START EXTRACTED RECORDS
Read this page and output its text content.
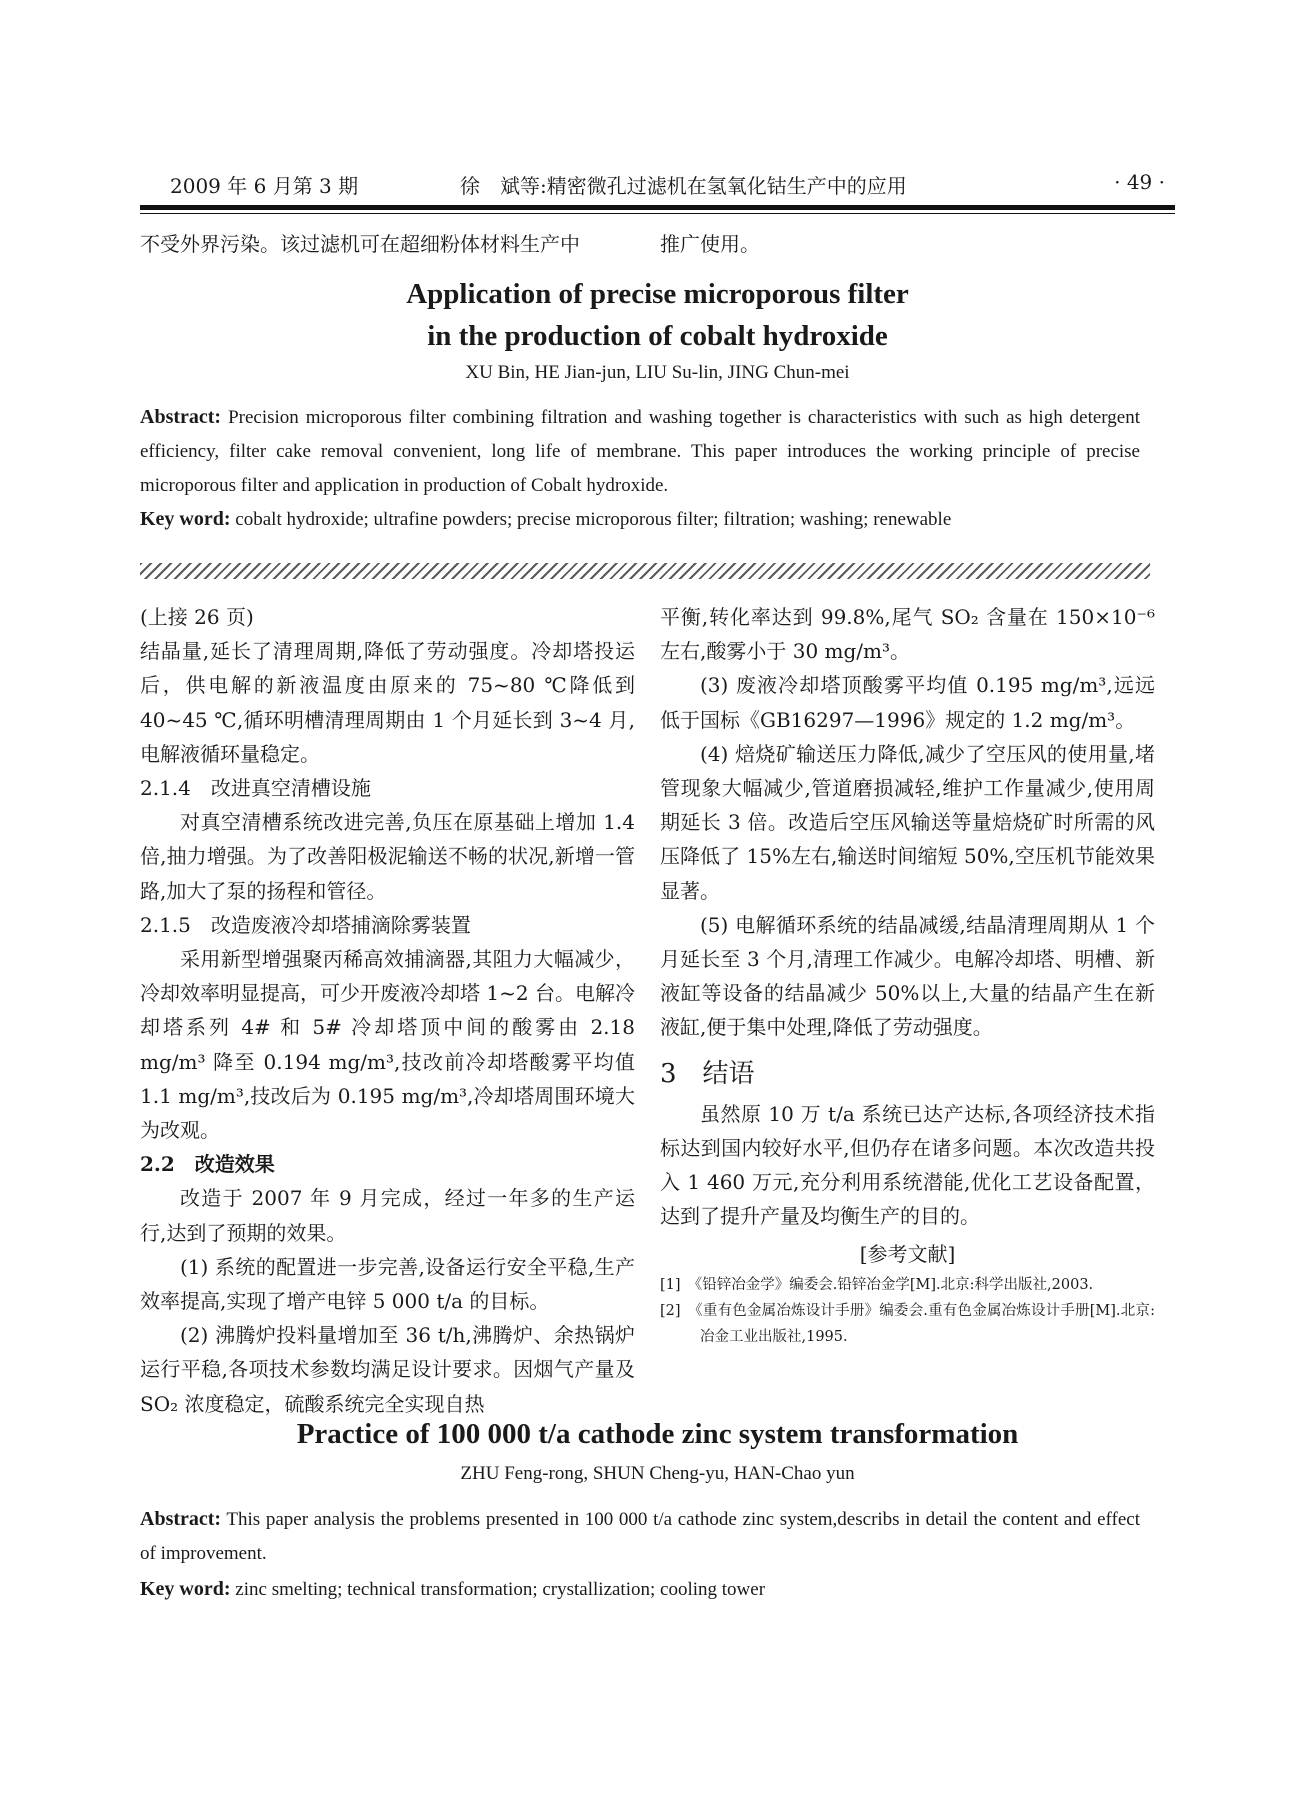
2009 年 6 月第 3 期	徐　斌等:精密微孔过滤机在氢氧化钴生产中的应用	· 49 ·
不受外界污染。该过滤机可在超细粉体材料生产中	推广使用。
Application of precise microporous filter
in the production of cobalt hydroxide
XU Bin, HE Jian-jun, LIU Su-lin, JING Chun-mei
Abstract: Precision microporous filter combining filtration and washing together is characteristics with such as high detergent efficiency, filter cake removal convenient, long life of membrane. This paper introduces the working principle of precise microporous filter and application in production of Cobalt hydroxide.
Key word: cobalt hydroxide; ultrafine powders; precise microporous filter; filtration; washing; renewable

(上接 26 页)

结晶量,延长了清理周期,降低了劳动强度。冷却塔投运后，供电解的新液温度由原来的 75~80 ℃降低到 40~45 ℃,循环明槽清理周期由 1 个月延长到 3~4 月,电解液循环量稳定。

2.1.4　改进真空清槽设施

对真空清槽系统改进完善,负压在原基础上增加 1.4 倍,抽力增强。为了改善阳极泥输送不畅的状况,新增一管路,加大了泵的扬程和管径。

2.1.5　改造废液冷却塔捕滴除雾装置

采用新型增强聚丙稀高效捕滴器,其阻力大幅减少，冷却效率明显提高，可少开废液冷却塔 1~2 台。电解冷却塔系列 4# 和 5# 冷却塔顶中间的酸雾由 2.18 mg/m³ 降至 0.194 mg/m³,技改前冷却塔酸雾平均值 1.1 mg/m³,技改后为 0.195 mg/m³,冷却塔周围环境大为改观。

2.2　改造效果

改造于 2007 年 9 月完成，经过一年多的生产运行,达到了预期的效果。

(1) 系统的配置进一步完善,设备运行安全平稳,生产效率提高,实现了增产电锌 5 000 t/a 的目标。

(2) 沸腾炉投料量增加至 36 t/h,沸腾炉、余热锅炉运行平稳,各项技术参数均满足设计要求。因烟气产量及 SO₂ 浓度稳定，硫酸系统完全实现自热

平衡,转化率达到 99.8%,尾气 SO₂ 含量在 150×10⁻⁶ 左右,酸雾小于 30 mg/m³。

(3) 废液冷却塔顶酸雾平均值 0.195 mg/m³,远远低于国标《GB16297—1996》规定的 1.2 mg/m³。

(4) 焙烧矿输送压力降低,减少了空压风的使用量,堵管现象大幅减少,管道磨损减轻,维护工作量减少,使用周期延长 3 倍。改造后空压风输送等量焙烧矿时所需的风压降低了 15%左右,输送时间缩短 50%,空压机节能效果显著。

(5) 电解循环系统的结晶减缓,结晶清理周期从 1 个月延长至 3 个月,清理工作减少。电解冷却塔、明槽、新液缸等设备的结晶减少 50%以上,大量的结晶产生在新液缸,便于集中处理,降低了劳动强度。

3　结语

虽然原 10 万 t/a 系统已达产达标,各项经济技术指标达到国内较好水平,但仍存在诸多问题。本次改造共投入 1 460 万元,充分利用系统潜能,优化工艺设备配置，达到了提升产量及均衡生产的目的。

[参考文献]

[1]　《铅锌冶金学》编委会.铅锌冶金学[M].北京:科学出版社,2003.

[2]　《重有色金属冶炼设计手册》编委会.重有色金属冶炼设计手册[M].北京:冶金工业出版社,1995.

Practice of 100 000 t/a cathode zinc system transformation
ZHU Feng-rong, SHUN Cheng-yu, HAN-Chao yun
Abstract: This paper analysis the problems presented in 100 000 t/a cathode zinc system,describs in detail the content and effect of improvement.
Key word: zinc smelting; technical transformation; crystallization; cooling tower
END EXTRACTED RECORDS
__INSTRUCTIONS TO FOLLOW__
Your task is to retype all the entries exactly and leave out any pictures.

__RESULT__
Read this page and output its text content.
2009 年 6 月第 3 期	徐　斌等:精密微孔过滤机在氢氧化钴生产中的应用	· 49 ·
不受外界污染。该过滤机可在超细粉体材料生产中	推广使用。
Application of precise microporous filter
in the production of cobalt hydroxide
XU Bin, HE Jian-jun, LIU Su-lin, JING Chun-mei
Abstract: Precision microporous filter combining filtration and washing together is characteristics with such as high detergent efficiency, filter cake removal convenient, long life of membrane. This paper introduces the working principle of precise microporous filter and application in production of Cobalt hydroxide.
Key word: cobalt hydroxide; ultrafine powders; precise microporous filter; filtration; washing; renewable

(上接 26 页)

结晶量,延长了清理周期,降低了劳动强度。冷却塔投运后，供电解的新液温度由原来的 75~80 ℃降低到 40~45 ℃,循环明槽清理周期由 1 个月延长到 3~4 月,电解液循环量稳定。

2.1.4　改进真空清槽设施

对真空清槽系统改进完善,负压在原基础上增加 1.4 倍,抽力增强。为了改善阳极泥输送不畅的状况,新增一管路,加大了泵的扬程和管径。

2.1.5　改造废液冷却塔捕滴除雾装置

采用新型增强聚丙稀高效捕滴器,其阻力大幅减少，冷却效率明显提高，可少开废液冷却塔 1~2 台。电解冷却塔系列 4# 和 5# 冷却塔顶中间的酸雾由 2.18 mg/m³ 降至 0.194 mg/m³,技改前冷却塔酸雾平均值 1.1 mg/m³,技改后为 0.195 mg/m³,冷却塔周围环境大为改观。

2.2　改造效果

改造于 2007 年 9 月完成，经过一年多的生产运行,达到了预期的效果。

(1) 系统的配置进一步完善,设备运行安全平稳,生产效率提高,实现了增产电锌 5 000 t/a 的目标。

(2) 沸腾炉投料量增加至 36 t/h,沸腾炉、余热锅炉运行平稳,各项技术参数均满足设计要求。因烟气产量及 SO₂ 浓度稳定，硫酸系统完全实现自热

平衡,转化率达到 99.8%,尾气 SO₂ 含量在 150×10⁻⁶ 左右,酸雾小于 30 mg/m³。

(3) 废液冷却塔顶酸雾平均值 0.195 mg/m³,远远低于国标《GB16297—1996》规定的 1.2 mg/m³。

(4) 焙烧矿输送压力降低,减少了空压风的使用量,堵管现象大幅减少,管道磨损减轻,维护工作量减少,使用周期延长 3 倍。改造后空压风输送等量焙烧矿时所需的风压降低了 15%左右,输送时间缩短 50%,空压机节能效果显著。

(5) 电解循环系统的结晶减缓,结晶清理周期从 1 个月延长至 3 个月,清理工作减少。电解冷却塔、明槽、新液缸等设备的结晶减少 50%以上,大量的结晶产生在新液缸,便于集中处理,降低了劳动强度。

3　结语

虽然原 10 万 t/a 系统已达产达标,各项经济技术指标达到国内较好水平,但仍存在诸多问题。本次改造共投入 1 460 万元,充分利用系统潜能,优化工艺设备配置，达到了提升产量及均衡生产的目的。

[参考文献]

[1]　《铅锌冶金学》编委会.铅锌冶金学[M].北京:科学出版社,2003.

[2]　《重有色金属冶炼设计手册》编委会.重有色金属冶炼设计手册[M].北京:冶金工业出版社,1995.

Practice of 100 000 t/a cathode zinc system transformation
ZHU Feng-rong, SHUN Cheng-yu, HAN-Chao yun
Abstract: This paper analysis the problems presented in 100 000 t/a cathode zinc system,describs in detail the content and effect of improvement.
Key word: zinc smelting; technical transformation; crystallization; cooling tower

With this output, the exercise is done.